§ **Exercise**
Identify every line in the records below that contains the word "Community", and copy each of those lines.

§ **Information shown**
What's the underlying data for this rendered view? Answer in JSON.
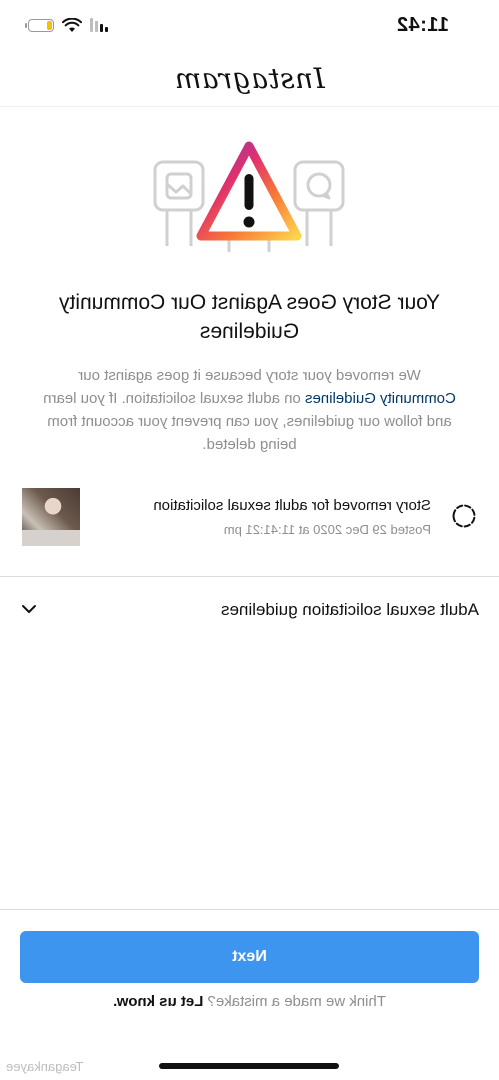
{
  "status_bar": {
    "time": "11:42",
    "battery_level": 0.2,
    "colors": {
      "battery": "#f2c200"
    }
  },
  "header": {
    "logo": "Instagram"
  },
  "notice": {
    "title": "Your Story Goes Against Our Community Guidelines",
    "body_before_link": "We removed your story because it goes against our ",
    "body_link": "Community Guidelines",
    "body_after_link": " on adult sexual solicitation. If you learn and follow our guidelines, you can prevent your account from being deleted."
  },
  "story": {
    "title": "Story removed for adult sexual solicitation",
    "posted": "Posted 29 Dec 2020 at 11:41:21 pm"
  },
  "guidelines": {
    "label": "Adult sexual solicitation guidelines",
    "expanded": false
  },
  "actions": {
    "next_label": "Next",
    "mistake_prefix": "Think we made a mistake? ",
    "mistake_link": "Let us know."
  },
  "watermark": "Teagankayee",
  "colors": {
    "primary_button": "#3e95ef",
    "link": "#00376b",
    "secondary_text": "#8e8e8e"
  }
}
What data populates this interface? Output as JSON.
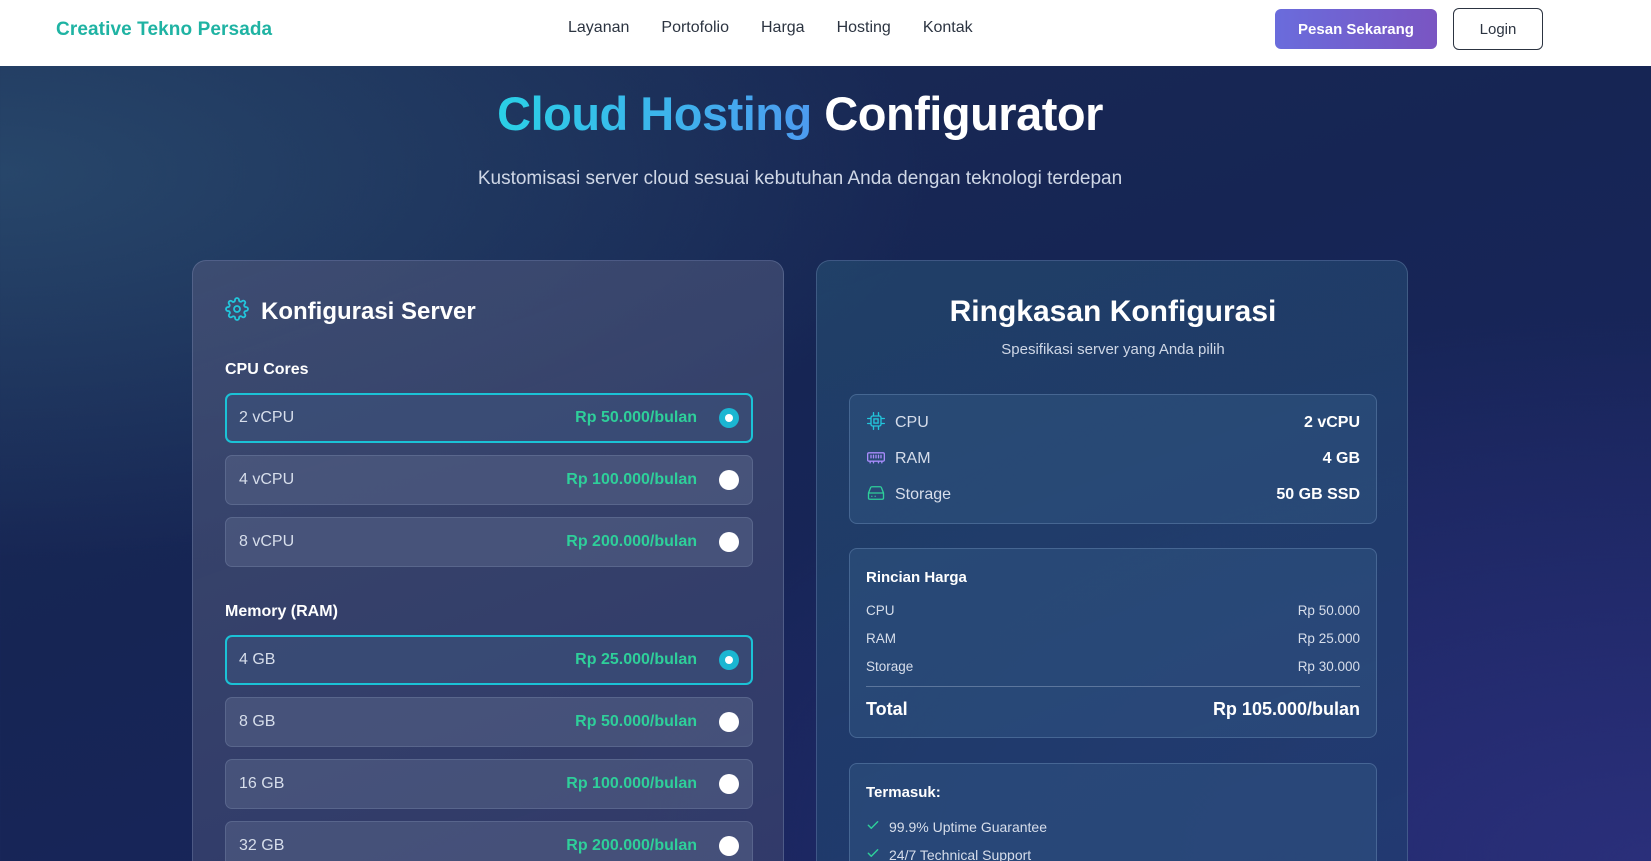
{
  "nav": {
    "brand": "Creative Tekno Persada",
    "links": [
      "Layanan",
      "Portofolio",
      "Harga",
      "Hosting",
      "Kontak"
    ],
    "order_label": "Pesan Sekarang",
    "login_label": "Login"
  },
  "hero": {
    "title_accent": "Cloud Hosting",
    "title_rest": "Configurator",
    "subtitle": "Kustomisasi server cloud sesuai kebutuhan Anda dengan teknologi terdepan"
  },
  "config": {
    "title": "Konfigurasi Server",
    "cpu": {
      "label": "CPU Cores",
      "options": [
        {
          "name": "2 vCPU",
          "price": "Rp 50.000/bulan",
          "selected": true
        },
        {
          "name": "4 vCPU",
          "price": "Rp 100.000/bulan",
          "selected": false
        },
        {
          "name": "8 vCPU",
          "price": "Rp 200.000/bulan",
          "selected": false
        }
      ]
    },
    "ram": {
      "label": "Memory (RAM)",
      "options": [
        {
          "name": "4 GB",
          "price": "Rp 25.000/bulan",
          "selected": true
        },
        {
          "name": "8 GB",
          "price": "Rp 50.000/bulan",
          "selected": false
        },
        {
          "name": "16 GB",
          "price": "Rp 100.000/bulan",
          "selected": false
        },
        {
          "name": "32 GB",
          "price": "Rp 200.000/bulan",
          "selected": false
        }
      ]
    }
  },
  "summary": {
    "title": "Ringkasan Konfigurasi",
    "subtitle": "Spesifikasi server yang Anda pilih",
    "specs": [
      {
        "icon": "cpu-icon",
        "label": "CPU",
        "value": "2 vCPU"
      },
      {
        "icon": "memory-icon",
        "label": "RAM",
        "value": "4 GB"
      },
      {
        "icon": "storage-icon",
        "label": "Storage",
        "value": "50 GB SSD"
      }
    ],
    "pricing": {
      "title": "Rincian Harga",
      "rows": [
        {
          "label": "CPU",
          "value": "Rp 50.000"
        },
        {
          "label": "RAM",
          "value": "Rp 25.000"
        },
        {
          "label": "Storage",
          "value": "Rp 30.000"
        }
      ],
      "total_label": "Total",
      "total_value": "Rp 105.000/bulan"
    },
    "includes": {
      "title": "Termasuk:",
      "items": [
        "99.9% Uptime Guarantee",
        "24/7 Technical Support"
      ]
    }
  },
  "colors": {
    "brand": "#1fb3a3",
    "accent_cyan": "#1bc2d6",
    "price_green": "#2ecf9a",
    "primary_button": "#6a6cdc"
  }
}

§ **Expected answer**
    "title": "Your Story Goes Against Our Community Guidelines",
    "body_link": "Community Guidelines",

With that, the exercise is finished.